Short task
What is the number of lines in the entries below that include the word "soluble"? Provide the number only.

(Dataset items)
==========

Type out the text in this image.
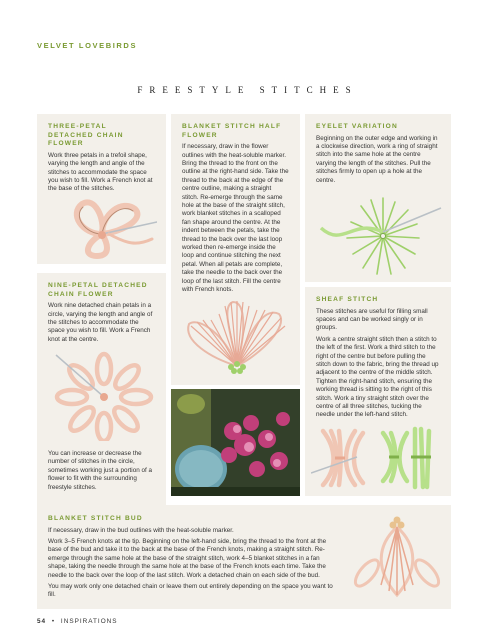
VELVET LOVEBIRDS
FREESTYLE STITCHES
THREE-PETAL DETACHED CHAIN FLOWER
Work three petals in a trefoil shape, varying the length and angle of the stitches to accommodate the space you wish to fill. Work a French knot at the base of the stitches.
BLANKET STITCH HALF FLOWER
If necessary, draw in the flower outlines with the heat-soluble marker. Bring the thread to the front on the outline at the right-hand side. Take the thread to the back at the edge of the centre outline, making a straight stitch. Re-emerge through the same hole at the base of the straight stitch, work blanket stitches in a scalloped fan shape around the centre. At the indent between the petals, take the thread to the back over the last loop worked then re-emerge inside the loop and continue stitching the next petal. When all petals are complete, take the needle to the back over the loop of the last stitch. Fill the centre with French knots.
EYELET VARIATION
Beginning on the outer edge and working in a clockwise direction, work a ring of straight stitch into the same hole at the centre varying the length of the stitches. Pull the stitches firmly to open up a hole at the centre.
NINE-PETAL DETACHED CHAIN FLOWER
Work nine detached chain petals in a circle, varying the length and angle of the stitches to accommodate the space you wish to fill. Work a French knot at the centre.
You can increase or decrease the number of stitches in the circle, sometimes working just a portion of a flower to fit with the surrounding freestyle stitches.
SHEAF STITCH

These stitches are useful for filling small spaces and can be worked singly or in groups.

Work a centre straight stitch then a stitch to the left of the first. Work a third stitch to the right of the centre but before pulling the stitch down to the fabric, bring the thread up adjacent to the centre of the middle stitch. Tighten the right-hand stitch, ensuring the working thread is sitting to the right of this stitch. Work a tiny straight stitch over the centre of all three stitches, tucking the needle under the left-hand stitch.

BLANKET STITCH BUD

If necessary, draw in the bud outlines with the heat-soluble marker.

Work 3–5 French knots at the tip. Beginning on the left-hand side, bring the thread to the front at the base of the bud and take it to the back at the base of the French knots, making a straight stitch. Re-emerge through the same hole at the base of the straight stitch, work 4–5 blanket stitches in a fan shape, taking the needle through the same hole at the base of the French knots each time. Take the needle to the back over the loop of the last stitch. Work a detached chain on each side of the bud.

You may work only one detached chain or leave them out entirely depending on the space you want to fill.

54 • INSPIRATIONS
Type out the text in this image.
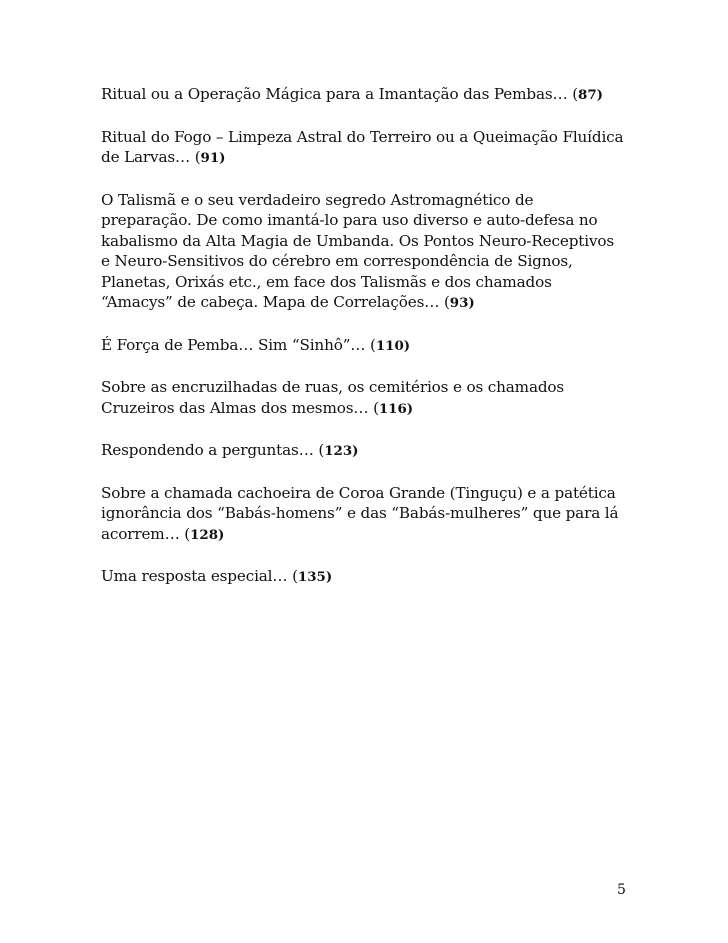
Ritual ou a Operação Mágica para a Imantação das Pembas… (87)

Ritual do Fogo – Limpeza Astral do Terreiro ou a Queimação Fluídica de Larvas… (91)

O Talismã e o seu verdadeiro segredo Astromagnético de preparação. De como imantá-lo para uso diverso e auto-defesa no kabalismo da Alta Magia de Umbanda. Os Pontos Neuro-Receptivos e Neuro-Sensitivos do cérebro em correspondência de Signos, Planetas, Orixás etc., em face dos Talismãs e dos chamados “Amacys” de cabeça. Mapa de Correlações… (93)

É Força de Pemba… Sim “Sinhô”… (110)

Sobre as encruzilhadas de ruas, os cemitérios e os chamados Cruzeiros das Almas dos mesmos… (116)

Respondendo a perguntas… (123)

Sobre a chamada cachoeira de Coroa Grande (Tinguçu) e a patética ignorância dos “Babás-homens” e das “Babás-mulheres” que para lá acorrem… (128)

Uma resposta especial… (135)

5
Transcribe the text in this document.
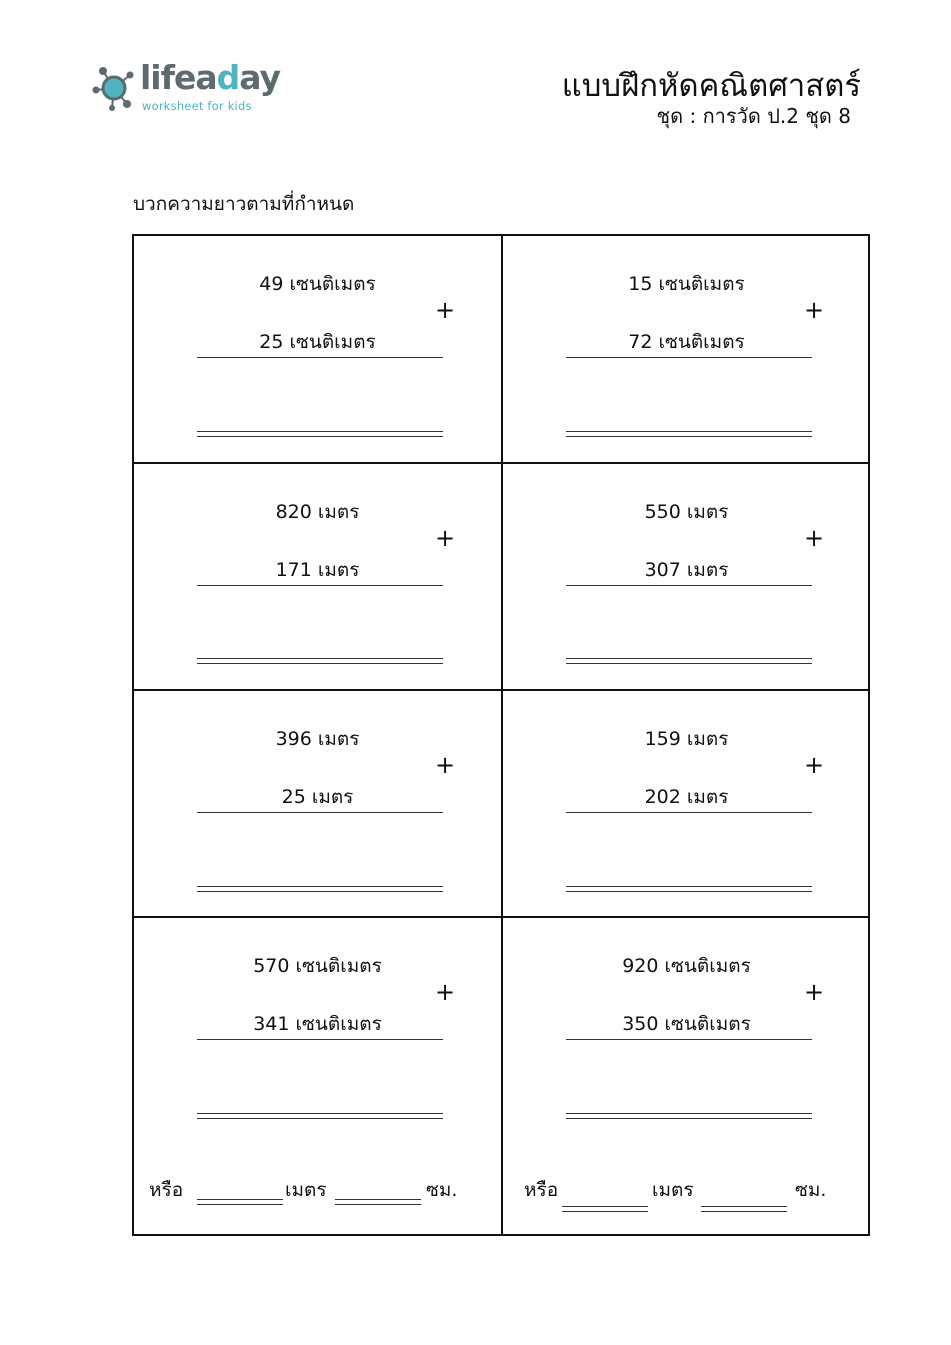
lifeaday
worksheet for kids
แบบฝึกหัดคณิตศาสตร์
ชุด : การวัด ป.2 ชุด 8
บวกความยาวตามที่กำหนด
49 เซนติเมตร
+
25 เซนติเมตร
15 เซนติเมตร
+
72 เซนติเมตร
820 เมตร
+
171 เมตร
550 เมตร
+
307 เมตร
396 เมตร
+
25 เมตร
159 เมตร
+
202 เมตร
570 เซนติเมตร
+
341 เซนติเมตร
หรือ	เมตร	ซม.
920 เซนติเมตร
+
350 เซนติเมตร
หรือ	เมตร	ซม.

==========

Written answer
2